# STATED TASK:
Reproduce the material below line for line, changing nothing.

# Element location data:
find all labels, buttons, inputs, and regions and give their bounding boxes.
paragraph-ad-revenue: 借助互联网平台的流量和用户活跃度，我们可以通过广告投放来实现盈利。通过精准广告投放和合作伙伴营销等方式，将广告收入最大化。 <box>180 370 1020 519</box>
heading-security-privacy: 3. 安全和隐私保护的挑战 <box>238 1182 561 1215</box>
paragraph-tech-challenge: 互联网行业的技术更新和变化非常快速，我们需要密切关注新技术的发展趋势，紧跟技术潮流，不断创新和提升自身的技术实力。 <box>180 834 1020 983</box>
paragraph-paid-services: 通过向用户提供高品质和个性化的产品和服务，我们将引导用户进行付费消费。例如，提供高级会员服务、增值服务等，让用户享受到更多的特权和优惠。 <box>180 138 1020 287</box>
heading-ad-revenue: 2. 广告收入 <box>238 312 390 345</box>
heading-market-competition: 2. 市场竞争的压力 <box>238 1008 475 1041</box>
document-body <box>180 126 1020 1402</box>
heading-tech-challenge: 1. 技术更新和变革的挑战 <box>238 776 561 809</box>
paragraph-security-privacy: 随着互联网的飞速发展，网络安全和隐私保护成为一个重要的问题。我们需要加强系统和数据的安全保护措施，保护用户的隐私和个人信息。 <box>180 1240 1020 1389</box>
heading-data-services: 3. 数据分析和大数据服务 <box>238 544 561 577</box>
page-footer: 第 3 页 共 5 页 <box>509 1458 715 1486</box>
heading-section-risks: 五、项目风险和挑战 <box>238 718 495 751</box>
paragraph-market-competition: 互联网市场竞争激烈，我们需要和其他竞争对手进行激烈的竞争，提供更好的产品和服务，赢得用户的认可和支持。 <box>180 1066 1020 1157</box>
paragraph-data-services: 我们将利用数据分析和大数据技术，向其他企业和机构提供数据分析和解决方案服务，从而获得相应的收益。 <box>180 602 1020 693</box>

# SOLUTION TO THIS EXERCISE:
find all labels, buttons, inputs, and regions and give their bounding boxes.
paragraph-ad-revenue: 借助互联网平台的流量和用户活跃度，我们可以通过广告投放来实现盈利。通过精准广告投放和合作伙伴营销等方式，将广告收入最大化。 <box>180 370 1020 519</box>
heading-security-privacy: 3. 安全和隐私保护的挑战 <box>238 1182 561 1215</box>
paragraph-tech-challenge: 互联网行业的技术更新和变化非常快速，我们需要密切关注新技术的发展趋势，紧跟技术潮流，不断创新和提升自身的技术实力。 <box>180 834 1020 983</box>
paragraph-paid-services: 通过向用户提供高品质和个性化的产品和服务，我们将引导用户进行付费消费。例如，提供高级会员服务、增值服务等，让用户享受到更多的特权和优惠。 <box>180 138 1020 287</box>
heading-ad-revenue: 2. 广告收入 <box>238 312 390 345</box>
heading-market-competition: 2. 市场竞争的压力 <box>238 1008 475 1041</box>
document-body <box>180 126 1020 1402</box>
heading-tech-challenge: 1. 技术更新和变革的挑战 <box>238 776 561 809</box>
paragraph-security-privacy: 随着互联网的飞速发展，网络安全和隐私保护成为一个重要的问题。我们需要加强系统和数据的安全保护措施，保护用户的隐私和个人信息。 <box>180 1240 1020 1389</box>
heading-data-services: 3. 数据分析和大数据服务 <box>238 544 561 577</box>
page-footer: 第 3 页 共 5 页 <box>509 1458 715 1486</box>
heading-section-risks: 五、项目风险和挑战 <box>238 718 495 751</box>
paragraph-market-competition: 互联网市场竞争激烈，我们需要和其他竞争对手进行激烈的竞争，提供更好的产品和服务，赢得用户的认可和支持。 <box>180 1066 1020 1157</box>
paragraph-data-services: 我们将利用数据分析和大数据技术，向其他企业和机构提供数据分析和解决方案服务，从而获得相应的收益。 <box>180 602 1020 693</box>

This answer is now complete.